EXERCISE MATERIAL
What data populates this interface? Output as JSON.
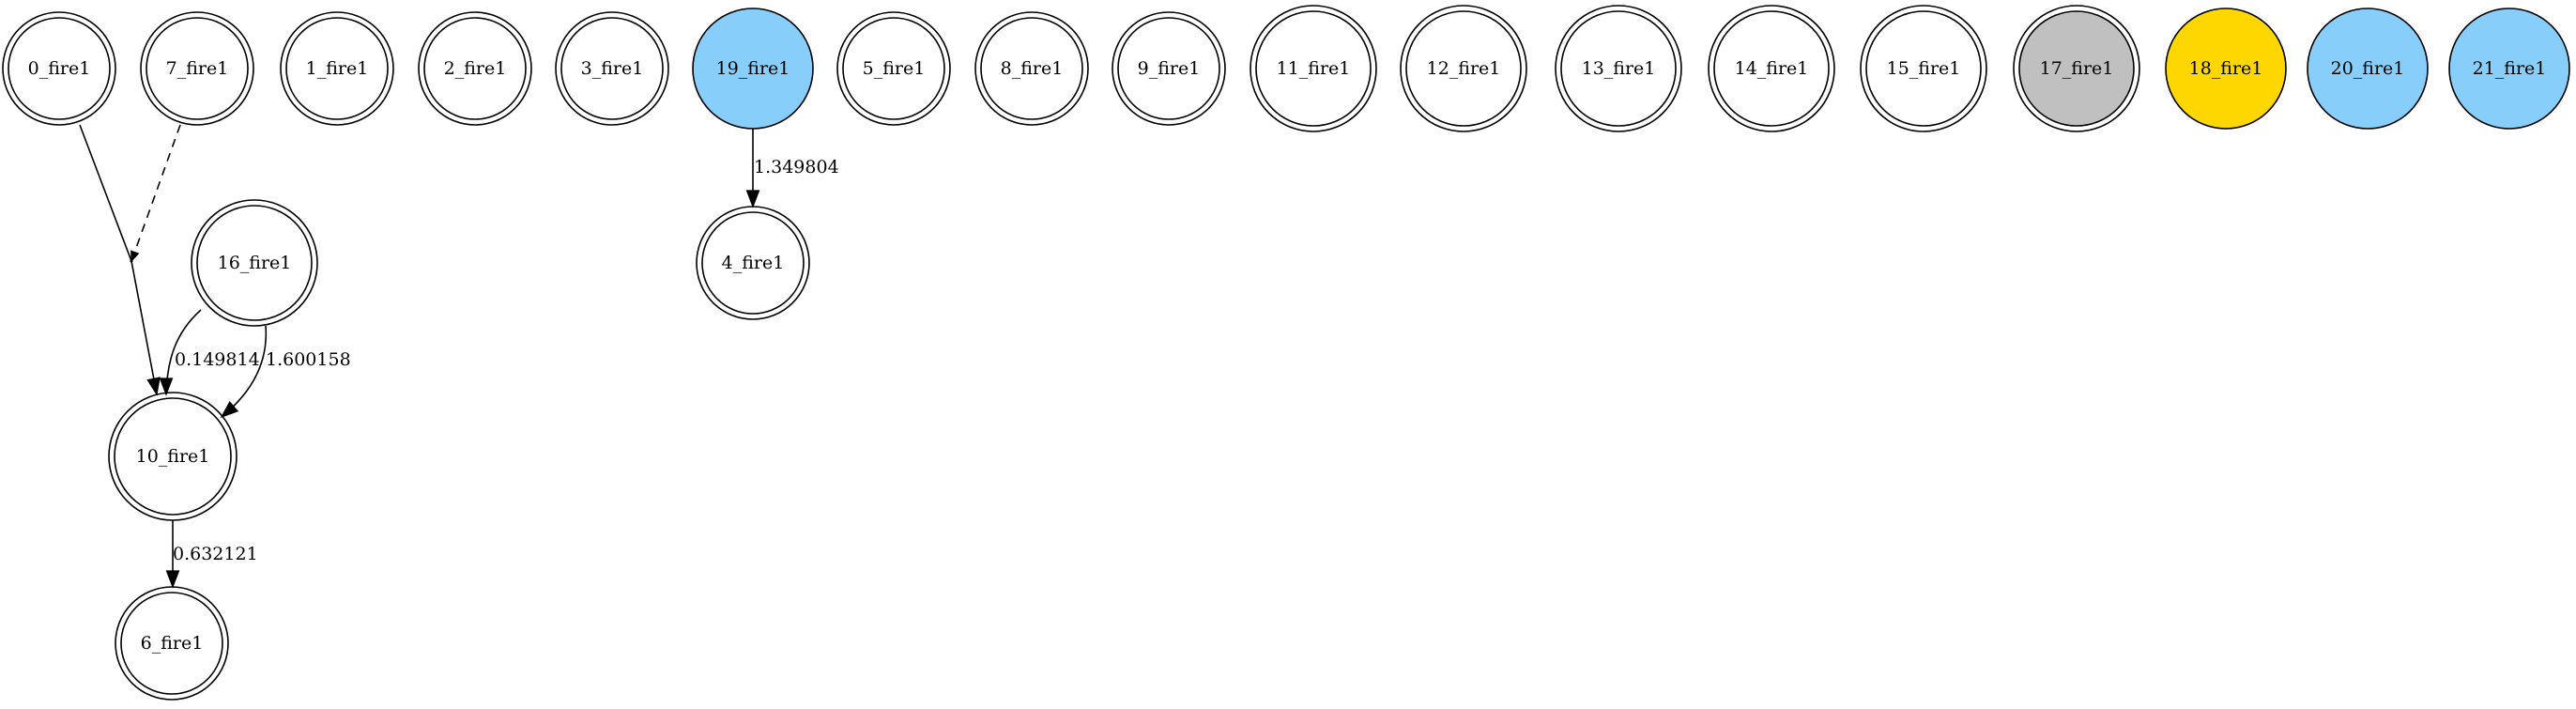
{
  "colors": {
    "default_fill": "#ffffff",
    "blue_fill": "#87cefa",
    "gray_fill": "#c0c0c0",
    "gold_fill": "#ffd700",
    "stroke": "#000000"
  },
  "nodes": [
    {
      "id": "0_fire1",
      "label": "0_fire1",
      "style": "double",
      "fill": "#ffffff"
    },
    {
      "id": "7_fire1",
      "label": "7_fire1",
      "style": "double",
      "fill": "#ffffff"
    },
    {
      "id": "1_fire1",
      "label": "1_fire1",
      "style": "double",
      "fill": "#ffffff"
    },
    {
      "id": "2_fire1",
      "label": "2_fire1",
      "style": "double",
      "fill": "#ffffff"
    },
    {
      "id": "3_fire1",
      "label": "3_fire1",
      "style": "double",
      "fill": "#ffffff"
    },
    {
      "id": "19_fire1",
      "label": "19_fire1",
      "style": "single",
      "fill": "#87cefa"
    },
    {
      "id": "5_fire1",
      "label": "5_fire1",
      "style": "double",
      "fill": "#ffffff"
    },
    {
      "id": "8_fire1",
      "label": "8_fire1",
      "style": "double",
      "fill": "#ffffff"
    },
    {
      "id": "9_fire1",
      "label": "9_fire1",
      "style": "double",
      "fill": "#ffffff"
    },
    {
      "id": "11_fire1",
      "label": "11_fire1",
      "style": "double",
      "fill": "#ffffff"
    },
    {
      "id": "12_fire1",
      "label": "12_fire1",
      "style": "double",
      "fill": "#ffffff"
    },
    {
      "id": "13_fire1",
      "label": "13_fire1",
      "style": "double",
      "fill": "#ffffff"
    },
    {
      "id": "14_fire1",
      "label": "14_fire1",
      "style": "double",
      "fill": "#ffffff"
    },
    {
      "id": "15_fire1",
      "label": "15_fire1",
      "style": "double",
      "fill": "#ffffff"
    },
    {
      "id": "17_fire1",
      "label": "17_fire1",
      "style": "double",
      "fill": "#c0c0c0"
    },
    {
      "id": "18_fire1",
      "label": "18_fire1",
      "style": "single",
      "fill": "#ffd700"
    },
    {
      "id": "20_fire1",
      "label": "20_fire1",
      "style": "single",
      "fill": "#87cefa"
    },
    {
      "id": "21_fire1",
      "label": "21_fire1",
      "style": "single",
      "fill": "#87cefa"
    },
    {
      "id": "16_fire1",
      "label": "16_fire1",
      "style": "double",
      "fill": "#ffffff"
    },
    {
      "id": "4_fire1",
      "label": "4_fire1",
      "style": "double",
      "fill": "#ffffff"
    },
    {
      "id": "10_fire1",
      "label": "10_fire1",
      "style": "double",
      "fill": "#ffffff"
    },
    {
      "id": "6_fire1",
      "label": "6_fire1",
      "style": "double",
      "fill": "#ffffff"
    }
  ],
  "edges": [
    {
      "from": "0_fire1",
      "to": "10_fire1",
      "label": "",
      "style": "solid",
      "via": "junction"
    },
    {
      "from": "7_fire1",
      "to": "junction",
      "label": "",
      "style": "dashed"
    },
    {
      "from": "16_fire1",
      "to": "10_fire1",
      "label": "0.149814",
      "style": "solid"
    },
    {
      "from": "16_fire1",
      "to": "10_fire1",
      "label": "1.600158",
      "style": "solid"
    },
    {
      "from": "19_fire1",
      "to": "4_fire1",
      "label": "1.349804",
      "style": "solid"
    },
    {
      "from": "10_fire1",
      "to": "6_fire1",
      "label": "0.632121",
      "style": "solid"
    }
  ]
}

THE TASK
Do not copy the pictures, but repeat every line exactly.

FULL RESPONSE
What data populates this interface? Output as JSON.
{
  "colors": {
    "default_fill": "#ffffff",
    "blue_fill": "#87cefa",
    "gray_fill": "#c0c0c0",
    "gold_fill": "#ffd700",
    "stroke": "#000000"
  },
  "nodes": [
    {
      "id": "0_fire1",
      "label": "0_fire1",
      "style": "double",
      "fill": "#ffffff"
    },
    {
      "id": "7_fire1",
      "label": "7_fire1",
      "style": "double",
      "fill": "#ffffff"
    },
    {
      "id": "1_fire1",
      "label": "1_fire1",
      "style": "double",
      "fill": "#ffffff"
    },
    {
      "id": "2_fire1",
      "label": "2_fire1",
      "style": "double",
      "fill": "#ffffff"
    },
    {
      "id": "3_fire1",
      "label": "3_fire1",
      "style": "double",
      "fill": "#ffffff"
    },
    {
      "id": "19_fire1",
      "label": "19_fire1",
      "style": "single",
      "fill": "#87cefa"
    },
    {
      "id": "5_fire1",
      "label": "5_fire1",
      "style": "double",
      "fill": "#ffffff"
    },
    {
      "id": "8_fire1",
      "label": "8_fire1",
      "style": "double",
      "fill": "#ffffff"
    },
    {
      "id": "9_fire1",
      "label": "9_fire1",
      "style": "double",
      "fill": "#ffffff"
    },
    {
      "id": "11_fire1",
      "label": "11_fire1",
      "style": "double",
      "fill": "#ffffff"
    },
    {
      "id": "12_fire1",
      "label": "12_fire1",
      "style": "double",
      "fill": "#ffffff"
    },
    {
      "id": "13_fire1",
      "label": "13_fire1",
      "style": "double",
      "fill": "#ffffff"
    },
    {
      "id": "14_fire1",
      "label": "14_fire1",
      "style": "double",
      "fill": "#ffffff"
    },
    {
      "id": "15_fire1",
      "label": "15_fire1",
      "style": "double",
      "fill": "#ffffff"
    },
    {
      "id": "17_fire1",
      "label": "17_fire1",
      "style": "double",
      "fill": "#c0c0c0"
    },
    {
      "id": "18_fire1",
      "label": "18_fire1",
      "style": "single",
      "fill": "#ffd700"
    },
    {
      "id": "20_fire1",
      "label": "20_fire1",
      "style": "single",
      "fill": "#87cefa"
    },
    {
      "id": "21_fire1",
      "label": "21_fire1",
      "style": "single",
      "fill": "#87cefa"
    },
    {
      "id": "16_fire1",
      "label": "16_fire1",
      "style": "double",
      "fill": "#ffffff"
    },
    {
      "id": "4_fire1",
      "label": "4_fire1",
      "style": "double",
      "fill": "#ffffff"
    },
    {
      "id": "10_fire1",
      "label": "10_fire1",
      "style": "double",
      "fill": "#ffffff"
    },
    {
      "id": "6_fire1",
      "label": "6_fire1",
      "style": "double",
      "fill": "#ffffff"
    }
  ],
  "edges": [
    {
      "from": "0_fire1",
      "to": "10_fire1",
      "label": "",
      "style": "solid",
      "via": "junction"
    },
    {
      "from": "7_fire1",
      "to": "junction",
      "label": "",
      "style": "dashed"
    },
    {
      "from": "16_fire1",
      "to": "10_fire1",
      "label": "0.149814",
      "style": "solid"
    },
    {
      "from": "16_fire1",
      "to": "10_fire1",
      "label": "1.600158",
      "style": "solid"
    },
    {
      "from": "19_fire1",
      "to": "4_fire1",
      "label": "1.349804",
      "style": "solid"
    },
    {
      "from": "10_fire1",
      "to": "6_fire1",
      "label": "0.632121",
      "style": "solid"
    }
  ]
}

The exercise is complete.